→ **Required work**
Print out every line, exactly as written.

→ **Exercise materials**

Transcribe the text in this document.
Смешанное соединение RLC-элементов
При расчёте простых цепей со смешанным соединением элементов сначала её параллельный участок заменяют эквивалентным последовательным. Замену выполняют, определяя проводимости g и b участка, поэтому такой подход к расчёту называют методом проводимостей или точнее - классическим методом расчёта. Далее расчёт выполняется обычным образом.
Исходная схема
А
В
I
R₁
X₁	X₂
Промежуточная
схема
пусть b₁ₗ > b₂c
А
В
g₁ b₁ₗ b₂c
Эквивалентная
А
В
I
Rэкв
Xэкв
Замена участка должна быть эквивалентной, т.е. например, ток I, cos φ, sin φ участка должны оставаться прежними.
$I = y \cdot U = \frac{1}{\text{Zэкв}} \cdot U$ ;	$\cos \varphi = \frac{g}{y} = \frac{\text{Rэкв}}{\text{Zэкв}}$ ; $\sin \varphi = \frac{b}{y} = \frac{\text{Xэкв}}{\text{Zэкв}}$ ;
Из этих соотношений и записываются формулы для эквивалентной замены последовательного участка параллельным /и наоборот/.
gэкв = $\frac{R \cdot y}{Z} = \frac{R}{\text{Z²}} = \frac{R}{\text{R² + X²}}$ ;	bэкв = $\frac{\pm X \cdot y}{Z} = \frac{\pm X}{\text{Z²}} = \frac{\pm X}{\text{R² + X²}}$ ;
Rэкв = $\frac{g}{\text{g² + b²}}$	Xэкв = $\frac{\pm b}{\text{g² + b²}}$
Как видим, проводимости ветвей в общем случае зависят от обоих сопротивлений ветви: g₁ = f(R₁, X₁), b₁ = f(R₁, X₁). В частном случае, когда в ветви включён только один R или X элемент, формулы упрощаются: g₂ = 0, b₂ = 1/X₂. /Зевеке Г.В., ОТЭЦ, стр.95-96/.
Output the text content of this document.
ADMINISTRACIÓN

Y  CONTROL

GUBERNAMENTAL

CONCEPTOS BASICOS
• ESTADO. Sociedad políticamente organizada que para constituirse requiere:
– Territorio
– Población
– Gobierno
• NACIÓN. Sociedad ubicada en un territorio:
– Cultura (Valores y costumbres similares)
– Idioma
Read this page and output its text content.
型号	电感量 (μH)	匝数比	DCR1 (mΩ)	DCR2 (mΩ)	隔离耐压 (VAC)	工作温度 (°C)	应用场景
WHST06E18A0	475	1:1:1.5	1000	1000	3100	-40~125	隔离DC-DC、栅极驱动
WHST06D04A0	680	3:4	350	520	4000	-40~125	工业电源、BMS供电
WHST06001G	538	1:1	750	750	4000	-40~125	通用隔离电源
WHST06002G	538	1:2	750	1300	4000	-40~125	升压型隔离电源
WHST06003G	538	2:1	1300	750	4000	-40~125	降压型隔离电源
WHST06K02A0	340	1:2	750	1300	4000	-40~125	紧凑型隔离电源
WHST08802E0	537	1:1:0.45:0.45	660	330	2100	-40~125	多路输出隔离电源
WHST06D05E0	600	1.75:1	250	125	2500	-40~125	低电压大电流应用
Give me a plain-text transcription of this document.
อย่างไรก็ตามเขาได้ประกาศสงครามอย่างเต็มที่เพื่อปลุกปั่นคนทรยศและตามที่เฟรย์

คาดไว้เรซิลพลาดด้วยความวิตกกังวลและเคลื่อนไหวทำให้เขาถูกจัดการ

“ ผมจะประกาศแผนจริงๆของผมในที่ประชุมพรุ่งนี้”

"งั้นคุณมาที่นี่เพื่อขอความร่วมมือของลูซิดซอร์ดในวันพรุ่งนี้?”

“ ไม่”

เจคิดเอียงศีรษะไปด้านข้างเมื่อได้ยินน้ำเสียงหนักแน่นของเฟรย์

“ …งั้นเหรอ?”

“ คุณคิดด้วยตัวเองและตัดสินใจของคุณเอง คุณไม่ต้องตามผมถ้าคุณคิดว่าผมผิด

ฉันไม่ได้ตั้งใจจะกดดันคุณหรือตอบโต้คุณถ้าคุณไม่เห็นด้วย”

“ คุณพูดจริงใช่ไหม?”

→ **Result of the task**
Transcribe the text in this document.
Смешанное соединение RLC-элементов
При расчёте простых цепей со смешанным соединением элементов сначала её параллельный участок заменяют эквивалентным последовательным. Замену выполняют, определяя проводимости g и b участка, поэтому такой подход к расчёту называют методом проводимостей или точнее - классическим методом расчёта. Далее расчёт выполняется обычным образом.
Исходная схема
А
В
I
R₁
X₁	X₂
Промежуточная
схема
пусть b₁ₗ > b₂c
А
В
g₁ b₁ₗ b₂c
Эквивалентная
А
В
I
Rэкв
Xэкв
Замена участка должна быть эквивалентной, т.е. например, ток I, cos φ, sin φ участка должны оставаться прежними.
$I = y \cdot U = \frac{1}{\text{Zэкв}} \cdot U$ ;	$\cos \varphi = \frac{g}{y} = \frac{\text{Rэкв}}{\text{Zэкв}}$ ; $\sin \varphi = \frac{b}{y} = \frac{\text{Xэкв}}{\text{Zэкв}}$ ;
Из этих соотношений и записываются формулы для эквивалентной замены последовательного участка параллельным /и наоборот/.
gэкв = $\frac{R \cdot y}{Z} = \frac{R}{\text{Z²}} = \frac{R}{\text{R² + X²}}$ ;	bэкв = $\frac{\pm X \cdot y}{Z} = \frac{\pm X}{\text{Z²}} = \frac{\pm X}{\text{R² + X²}}$ ;
Rэкв = $\frac{g}{\text{g² + b²}}$	Xэкв = $\frac{\pm b}{\text{g² + b²}}$
Как видим, проводимости ветвей в общем случае зависят от обоих сопротивлений ветви: g₁ = f(R₁, X₁), b₁ = f(R₁, X₁). В частном случае, когда в ветви включён только один R или X элемент, формулы упрощаются: g₂ = 0, b₂ = 1/X₂. /Зевеке Г.В., ОТЭЦ, стр.95-96/.
Output the text content of this document.
ADMINISTRACIÓN

Y  CONTROL

GUBERNAMENTAL

CONCEPTOS BASICOS
• ESTADO. Sociedad políticamente organizada que para constituirse requiere:
– Territorio
– Población
– Gobierno
• NACIÓN. Sociedad ubicada en un territorio:
– Cultura (Valores y costumbres similares)
– Idioma
Read this page and output its text content.
型号	电感量 (μH)	匝数比	DCR1 (mΩ)	DCR2 (mΩ)	隔离耐压 (VAC)	工作温度 (°C)	应用场景
WHST06E18A0	475	1:1:1.5	1000	1000	3100	-40~125	隔离DC-DC、栅极驱动
WHST06D04A0	680	3:4	350	520	4000	-40~125	工业电源、BMS供电
WHST06001G	538	1:1	750	750	4000	-40~125	通用隔离电源
WHST06002G	538	1:2	750	1300	4000	-40~125	升压型隔离电源
WHST06003G	538	2:1	1300	750	4000	-40~125	降压型隔离电源
WHST06K02A0	340	1:2	750	1300	4000	-40~125	紧凑型隔离电源
WHST08802E0	537	1:1:0.45:0.45	660	330	2100	-40~125	多路输出隔离电源
WHST06D05E0	600	1.75:1	250	125	2500	-40~125	低电压大电流应用
Give me a plain-text transcription of this document.
อย่างไรก็ตามเขาได้ประกาศสงครามอย่างเต็มที่เพื่อปลุกปั่นคนทรยศและตามที่เฟรย์

คาดไว้เรซิลพลาดด้วยความวิตกกังวลและเคลื่อนไหวทำให้เขาถูกจัดการ

“ ผมจะประกาศแผนจริงๆของผมในที่ประชุมพรุ่งนี้”

"งั้นคุณมาที่นี่เพื่อขอความร่วมมือของลูซิดซอร์ดในวันพรุ่งนี้?”

“ ไม่”

เจคิดเอียงศีรษะไปด้านข้างเมื่อได้ยินน้ำเสียงหนักแน่นของเฟรย์

“ …งั้นเหรอ?”

“ คุณคิดด้วยตัวเองและตัดสินใจของคุณเอง คุณไม่ต้องตามผมถ้าคุณคิดว่าผมผิด

ฉันไม่ได้ตั้งใจจะกดดันคุณหรือตอบโต้คุณถ้าคุณไม่เห็นด้วย”

“ คุณพูดจริงใช่ไหม?”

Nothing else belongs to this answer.